----- AVAILABLE DATA

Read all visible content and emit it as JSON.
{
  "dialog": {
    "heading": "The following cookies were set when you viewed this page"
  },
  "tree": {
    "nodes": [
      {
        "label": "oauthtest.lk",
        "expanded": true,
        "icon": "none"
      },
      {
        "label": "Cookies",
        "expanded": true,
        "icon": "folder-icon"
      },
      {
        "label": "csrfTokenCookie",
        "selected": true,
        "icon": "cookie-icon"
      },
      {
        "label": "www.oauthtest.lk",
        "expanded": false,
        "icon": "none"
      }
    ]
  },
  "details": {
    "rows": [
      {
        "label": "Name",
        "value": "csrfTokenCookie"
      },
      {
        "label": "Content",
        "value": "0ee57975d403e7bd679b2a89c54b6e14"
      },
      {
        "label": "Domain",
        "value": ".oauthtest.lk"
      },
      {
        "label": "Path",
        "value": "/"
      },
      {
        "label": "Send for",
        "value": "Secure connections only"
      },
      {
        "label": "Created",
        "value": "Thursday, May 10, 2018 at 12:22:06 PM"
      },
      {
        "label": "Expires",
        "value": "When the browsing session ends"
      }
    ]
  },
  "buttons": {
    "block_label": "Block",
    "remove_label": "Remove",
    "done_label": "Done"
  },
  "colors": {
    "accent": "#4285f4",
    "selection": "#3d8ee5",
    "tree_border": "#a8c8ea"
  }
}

----------
----- AVAILABLE DATA

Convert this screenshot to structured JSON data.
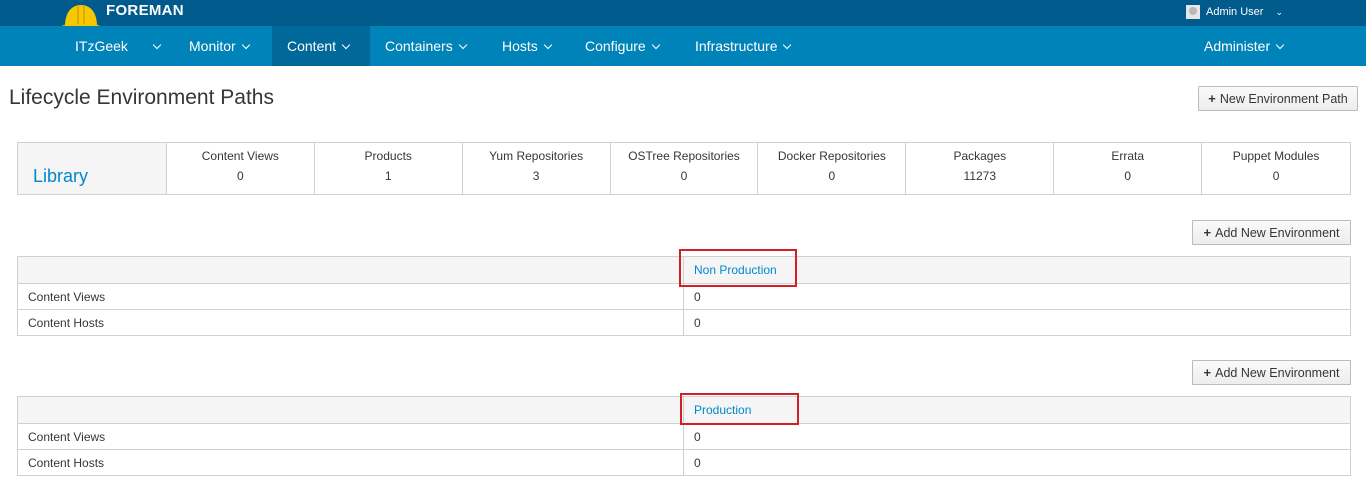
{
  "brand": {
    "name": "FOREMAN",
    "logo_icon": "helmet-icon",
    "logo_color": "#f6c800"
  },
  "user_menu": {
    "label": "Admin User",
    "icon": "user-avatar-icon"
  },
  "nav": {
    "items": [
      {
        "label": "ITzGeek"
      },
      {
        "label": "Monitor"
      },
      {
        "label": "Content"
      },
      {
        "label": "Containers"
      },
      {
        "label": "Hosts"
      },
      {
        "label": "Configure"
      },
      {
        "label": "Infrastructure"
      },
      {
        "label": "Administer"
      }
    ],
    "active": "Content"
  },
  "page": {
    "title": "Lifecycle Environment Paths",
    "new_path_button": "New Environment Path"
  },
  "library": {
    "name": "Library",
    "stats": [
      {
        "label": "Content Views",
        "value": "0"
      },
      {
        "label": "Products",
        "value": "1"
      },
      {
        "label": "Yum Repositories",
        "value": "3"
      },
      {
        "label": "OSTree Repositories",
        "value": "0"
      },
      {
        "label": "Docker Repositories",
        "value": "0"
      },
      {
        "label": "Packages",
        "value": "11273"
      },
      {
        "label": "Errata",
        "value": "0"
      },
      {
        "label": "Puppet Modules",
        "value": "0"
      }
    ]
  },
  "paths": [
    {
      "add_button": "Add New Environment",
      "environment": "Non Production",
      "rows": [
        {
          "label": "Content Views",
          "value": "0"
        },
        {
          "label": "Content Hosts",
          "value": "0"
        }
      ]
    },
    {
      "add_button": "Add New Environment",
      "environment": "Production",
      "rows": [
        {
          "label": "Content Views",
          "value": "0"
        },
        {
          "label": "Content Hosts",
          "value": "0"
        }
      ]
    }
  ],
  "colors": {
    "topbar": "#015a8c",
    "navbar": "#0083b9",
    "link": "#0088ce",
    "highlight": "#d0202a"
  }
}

----------

**WHAT IS BEING ASKED:** In the listing, find each line with the string "Production" and copy it.

**SOLUTION TO THIS EXERCISE:**
      "environment": "Non Production",
      "environment": "Production",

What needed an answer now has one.